> _TASK STATEMENT_
Return the listing below in full, with every line exactly as it is.

> _STORED ROWS_
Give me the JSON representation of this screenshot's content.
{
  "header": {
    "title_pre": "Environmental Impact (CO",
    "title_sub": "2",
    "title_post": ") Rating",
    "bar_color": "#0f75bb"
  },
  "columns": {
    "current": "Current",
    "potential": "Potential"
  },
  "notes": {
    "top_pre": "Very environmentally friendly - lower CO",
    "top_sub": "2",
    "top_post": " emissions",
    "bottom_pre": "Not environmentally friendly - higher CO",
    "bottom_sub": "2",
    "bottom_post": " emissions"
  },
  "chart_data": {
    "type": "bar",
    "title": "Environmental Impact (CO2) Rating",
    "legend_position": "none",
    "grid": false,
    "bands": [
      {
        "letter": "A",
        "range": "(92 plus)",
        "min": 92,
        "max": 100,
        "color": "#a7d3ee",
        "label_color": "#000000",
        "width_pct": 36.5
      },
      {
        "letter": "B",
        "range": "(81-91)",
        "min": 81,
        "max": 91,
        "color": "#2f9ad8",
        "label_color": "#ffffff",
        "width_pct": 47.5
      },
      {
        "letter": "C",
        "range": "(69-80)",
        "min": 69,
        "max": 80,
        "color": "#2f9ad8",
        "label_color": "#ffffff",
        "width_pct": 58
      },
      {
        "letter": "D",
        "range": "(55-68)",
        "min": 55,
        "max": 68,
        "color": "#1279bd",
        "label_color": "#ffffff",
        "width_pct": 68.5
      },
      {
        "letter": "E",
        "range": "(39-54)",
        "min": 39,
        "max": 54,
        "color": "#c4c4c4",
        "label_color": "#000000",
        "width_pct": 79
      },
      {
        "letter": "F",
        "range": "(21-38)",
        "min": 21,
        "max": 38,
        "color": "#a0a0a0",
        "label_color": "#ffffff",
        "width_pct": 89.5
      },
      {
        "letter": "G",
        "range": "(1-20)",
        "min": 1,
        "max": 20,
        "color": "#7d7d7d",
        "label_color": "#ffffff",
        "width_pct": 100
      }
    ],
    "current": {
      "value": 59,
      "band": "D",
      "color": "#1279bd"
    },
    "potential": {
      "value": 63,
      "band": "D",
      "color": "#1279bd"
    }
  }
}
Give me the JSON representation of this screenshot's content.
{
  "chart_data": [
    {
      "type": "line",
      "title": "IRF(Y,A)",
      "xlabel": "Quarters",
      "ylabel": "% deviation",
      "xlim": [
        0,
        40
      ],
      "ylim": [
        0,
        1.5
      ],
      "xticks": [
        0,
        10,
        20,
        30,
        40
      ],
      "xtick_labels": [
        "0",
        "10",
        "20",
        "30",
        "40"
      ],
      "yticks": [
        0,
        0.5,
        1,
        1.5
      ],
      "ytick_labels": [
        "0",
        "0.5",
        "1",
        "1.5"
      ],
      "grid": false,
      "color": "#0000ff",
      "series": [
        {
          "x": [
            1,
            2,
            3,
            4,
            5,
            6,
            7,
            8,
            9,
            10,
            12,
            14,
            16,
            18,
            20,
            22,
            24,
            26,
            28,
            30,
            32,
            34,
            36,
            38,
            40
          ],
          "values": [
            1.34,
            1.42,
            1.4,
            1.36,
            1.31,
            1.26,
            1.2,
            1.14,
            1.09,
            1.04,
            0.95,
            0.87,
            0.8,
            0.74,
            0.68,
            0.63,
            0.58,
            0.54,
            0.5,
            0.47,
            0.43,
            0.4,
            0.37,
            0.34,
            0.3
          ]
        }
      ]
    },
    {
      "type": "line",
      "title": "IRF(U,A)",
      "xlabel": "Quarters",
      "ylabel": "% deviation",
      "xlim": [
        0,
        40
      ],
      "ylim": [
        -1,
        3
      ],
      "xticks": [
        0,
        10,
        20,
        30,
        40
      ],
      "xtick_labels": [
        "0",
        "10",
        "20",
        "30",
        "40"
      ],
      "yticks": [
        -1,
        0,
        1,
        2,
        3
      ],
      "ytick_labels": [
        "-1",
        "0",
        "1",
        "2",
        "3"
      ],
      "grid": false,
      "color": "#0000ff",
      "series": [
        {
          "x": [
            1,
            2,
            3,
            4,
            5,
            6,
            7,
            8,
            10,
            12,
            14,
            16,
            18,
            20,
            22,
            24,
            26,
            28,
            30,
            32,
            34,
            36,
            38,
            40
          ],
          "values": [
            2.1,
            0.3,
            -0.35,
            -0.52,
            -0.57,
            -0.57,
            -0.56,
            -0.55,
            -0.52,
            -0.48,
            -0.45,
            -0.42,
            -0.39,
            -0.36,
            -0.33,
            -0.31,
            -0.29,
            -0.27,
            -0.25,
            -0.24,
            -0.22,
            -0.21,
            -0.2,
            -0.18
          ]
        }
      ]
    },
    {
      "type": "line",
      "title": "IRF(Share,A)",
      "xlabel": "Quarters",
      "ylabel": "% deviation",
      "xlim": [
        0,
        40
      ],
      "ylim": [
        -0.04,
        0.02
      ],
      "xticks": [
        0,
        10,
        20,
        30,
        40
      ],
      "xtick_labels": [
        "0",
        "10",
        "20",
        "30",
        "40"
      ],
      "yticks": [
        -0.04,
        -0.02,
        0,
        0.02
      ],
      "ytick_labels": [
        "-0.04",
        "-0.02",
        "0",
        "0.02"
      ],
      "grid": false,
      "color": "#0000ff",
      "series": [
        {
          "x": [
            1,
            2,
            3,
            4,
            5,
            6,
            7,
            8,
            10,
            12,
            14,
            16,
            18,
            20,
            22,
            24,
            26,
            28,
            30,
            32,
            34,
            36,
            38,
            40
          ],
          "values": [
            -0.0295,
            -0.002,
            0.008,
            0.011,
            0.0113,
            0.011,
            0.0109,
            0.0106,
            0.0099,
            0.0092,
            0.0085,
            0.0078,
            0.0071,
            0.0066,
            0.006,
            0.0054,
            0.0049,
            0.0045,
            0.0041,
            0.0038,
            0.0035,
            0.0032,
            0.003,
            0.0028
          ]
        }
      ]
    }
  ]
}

> _RESULT OF THIS EXERCISE_
Give me the JSON representation of this screenshot's content.
{
  "header": {
    "title_pre": "Environmental Impact (CO",
    "title_sub": "2",
    "title_post": ") Rating",
    "bar_color": "#0f75bb"
  },
  "columns": {
    "current": "Current",
    "potential": "Potential"
  },
  "notes": {
    "top_pre": "Very environmentally friendly - lower CO",
    "top_sub": "2",
    "top_post": " emissions",
    "bottom_pre": "Not environmentally friendly - higher CO",
    "bottom_sub": "2",
    "bottom_post": " emissions"
  },
  "chart_data": {
    "type": "bar",
    "title": "Environmental Impact (CO2) Rating",
    "legend_position": "none",
    "grid": false,
    "bands": [
      {
        "letter": "A",
        "range": "(92 plus)",
        "min": 92,
        "max": 100,
        "color": "#a7d3ee",
        "label_color": "#000000",
        "width_pct": 36.5
      },
      {
        "letter": "B",
        "range": "(81-91)",
        "min": 81,
        "max": 91,
        "color": "#2f9ad8",
        "label_color": "#ffffff",
        "width_pct": 47.5
      },
      {
        "letter": "C",
        "range": "(69-80)",
        "min": 69,
        "max": 80,
        "color": "#2f9ad8",
        "label_color": "#ffffff",
        "width_pct": 58
      },
      {
        "letter": "D",
        "range": "(55-68)",
        "min": 55,
        "max": 68,
        "color": "#1279bd",
        "label_color": "#ffffff",
        "width_pct": 68.5
      },
      {
        "letter": "E",
        "range": "(39-54)",
        "min": 39,
        "max": 54,
        "color": "#c4c4c4",
        "label_color": "#000000",
        "width_pct": 79
      },
      {
        "letter": "F",
        "range": "(21-38)",
        "min": 21,
        "max": 38,
        "color": "#a0a0a0",
        "label_color": "#ffffff",
        "width_pct": 89.5
      },
      {
        "letter": "G",
        "range": "(1-20)",
        "min": 1,
        "max": 20,
        "color": "#7d7d7d",
        "label_color": "#ffffff",
        "width_pct": 100
      }
    ],
    "current": {
      "value": 59,
      "band": "D",
      "color": "#1279bd"
    },
    "potential": {
      "value": 63,
      "band": "D",
      "color": "#1279bd"
    }
  }
}
Give me the JSON representation of this screenshot's content.
{
  "chart_data": [
    {
      "type": "line",
      "title": "IRF(Y,A)",
      "xlabel": "Quarters",
      "ylabel": "% deviation",
      "xlim": [
        0,
        40
      ],
      "ylim": [
        0,
        1.5
      ],
      "xticks": [
        0,
        10,
        20,
        30,
        40
      ],
      "xtick_labels": [
        "0",
        "10",
        "20",
        "30",
        "40"
      ],
      "yticks": [
        0,
        0.5,
        1,
        1.5
      ],
      "ytick_labels": [
        "0",
        "0.5",
        "1",
        "1.5"
      ],
      "grid": false,
      "color": "#0000ff",
      "series": [
        {
          "x": [
            1,
            2,
            3,
            4,
            5,
            6,
            7,
            8,
            9,
            10,
            12,
            14,
            16,
            18,
            20,
            22,
            24,
            26,
            28,
            30,
            32,
            34,
            36,
            38,
            40
          ],
          "values": [
            1.34,
            1.42,
            1.4,
            1.36,
            1.31,
            1.26,
            1.2,
            1.14,
            1.09,
            1.04,
            0.95,
            0.87,
            0.8,
            0.74,
            0.68,
            0.63,
            0.58,
            0.54,
            0.5,
            0.47,
            0.43,
            0.4,
            0.37,
            0.34,
            0.3
          ]
        }
      ]
    },
    {
      "type": "line",
      "title": "IRF(U,A)",
      "xlabel": "Quarters",
      "ylabel": "% deviation",
      "xlim": [
        0,
        40
      ],
      "ylim": [
        -1,
        3
      ],
      "xticks": [
        0,
        10,
        20,
        30,
        40
      ],
      "xtick_labels": [
        "0",
        "10",
        "20",
        "30",
        "40"
      ],
      "yticks": [
        -1,
        0,
        1,
        2,
        3
      ],
      "ytick_labels": [
        "-1",
        "0",
        "1",
        "2",
        "3"
      ],
      "grid": false,
      "color": "#0000ff",
      "series": [
        {
          "x": [
            1,
            2,
            3,
            4,
            5,
            6,
            7,
            8,
            10,
            12,
            14,
            16,
            18,
            20,
            22,
            24,
            26,
            28,
            30,
            32,
            34,
            36,
            38,
            40
          ],
          "values": [
            2.1,
            0.3,
            -0.35,
            -0.52,
            -0.57,
            -0.57,
            -0.56,
            -0.55,
            -0.52,
            -0.48,
            -0.45,
            -0.42,
            -0.39,
            -0.36,
            -0.33,
            -0.31,
            -0.29,
            -0.27,
            -0.25,
            -0.24,
            -0.22,
            -0.21,
            -0.2,
            -0.18
          ]
        }
      ]
    },
    {
      "type": "line",
      "title": "IRF(Share,A)",
      "xlabel": "Quarters",
      "ylabel": "% deviation",
      "xlim": [
        0,
        40
      ],
      "ylim": [
        -0.04,
        0.02
      ],
      "xticks": [
        0,
        10,
        20,
        30,
        40
      ],
      "xtick_labels": [
        "0",
        "10",
        "20",
        "30",
        "40"
      ],
      "yticks": [
        -0.04,
        -0.02,
        0,
        0.02
      ],
      "ytick_labels": [
        "-0.04",
        "-0.02",
        "0",
        "0.02"
      ],
      "grid": false,
      "color": "#0000ff",
      "series": [
        {
          "x": [
            1,
            2,
            3,
            4,
            5,
            6,
            7,
            8,
            10,
            12,
            14,
            16,
            18,
            20,
            22,
            24,
            26,
            28,
            30,
            32,
            34,
            36,
            38,
            40
          ],
          "values": [
            -0.0295,
            -0.002,
            0.008,
            0.011,
            0.0113,
            0.011,
            0.0109,
            0.0106,
            0.0099,
            0.0092,
            0.0085,
            0.0078,
            0.0071,
            0.0066,
            0.006,
            0.0054,
            0.0049,
            0.0045,
            0.0041,
            0.0038,
            0.0035,
            0.0032,
            0.003,
            0.0028
          ]
        }
      ]
    }
  ]
}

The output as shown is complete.